**WHAT YOU NEED TO DO**:
1/ In the Spark encoder thread, list every argument that the code passes to Row.
2/ Extend the Spark encoder thread, beginning right after its final comment.

+++ TEXT EXCERPT

Encoder error while trying to map dataframe row to updated row

Question

When I m trying to do the same thing in my code as mentioned below

dataframe.map(row => {
  val row1 = row.getAs[String](1)
  val make = if (row1.toLowerCase == "tesla") "S" else row1
  Row(row(0),make,row(2))
})

I have taken the above reference from here: Scala: How can I replace value in Dataframs using scala But I am getting encoder error as

Unable to find encoder for type stored in a Dataset. Primitive types (Int, S tring, etc) and Product types (case classes) are supported by importing spark.im plicits._ Support for serializing other types will be added in future releases.

Note: I am using spark 2.0!

You need to import spark.implicits._.

Yuval Itzchakov
– Yuval Itzchakov

2016-09-11 06:22:28 +00:00
Commented Sep 11, 2016 at 6:22 — Yuval Itzchakov
– Yuval Itzchakov, Commented Sep 11, 2016 at 6:22
Thanks @Yuval . but it did not work.

++++++
+++ PROVIDED MATERIAL

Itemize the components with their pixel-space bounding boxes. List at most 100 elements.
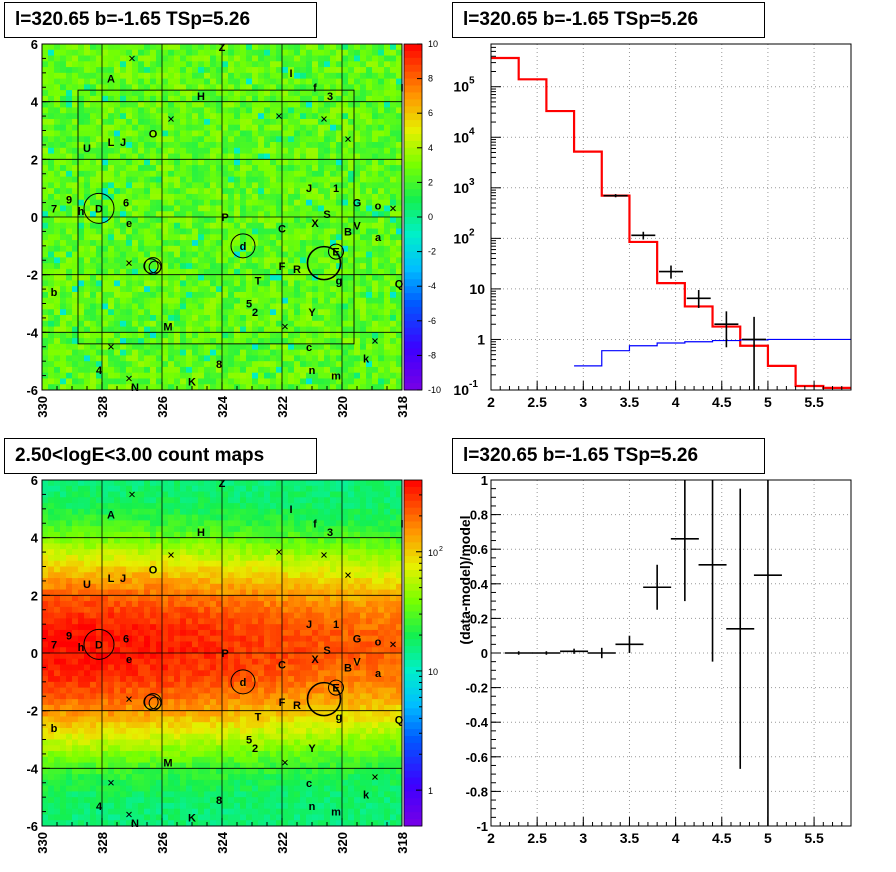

++++++

**EXPECTED RESPONSES**:
1/ row(0), make, row(2)

2/
Advika
– Advika

2016-09-11 06:29:55 +00:00
Commented Sep 11, 2016 at 6:29 — Advika
– Advika, Commented Sep 11, 2016 at 6:29

zero323 · Accepted Answer · 2016-09-18 01:10:02Z

91

There is nothing unexpected here. You're trying to use code which has been written with Spark 1.x and is no longer supported in Spark 2.0:

in 1.x DataFrame.map is ((Row) ⇒ T)(ClassTag[T]) ⇒ RDD[T]
in 2.x Dataset[Row].map is ((Row) ⇒ T)(Encoder[T]) ⇒ Dataset[T]

To be honest it didn't make much sense in 1.x either. Independent of version you can simply use DataFrame API:

import org.apache.spark.sql.functions.{when, lower}

val df = Seq(
  (2012, "Tesla", "S"), (1997, "Ford", "E350"),
  (2015, "Chevy", "Volt")
).toDF("year", "make", "model")

df.withColumn("make", when(lower($"make") === "tesla", "S").otherwise($"make"))

If you really want to use map you should use statically typed Dataset:

import spark.implicits._

case class Record(year: Int, make: String, model: String)

df.as[Record].map {
  case tesla if tesla.make.toLowerCase == "tesla" => tesla.copy(make = "S")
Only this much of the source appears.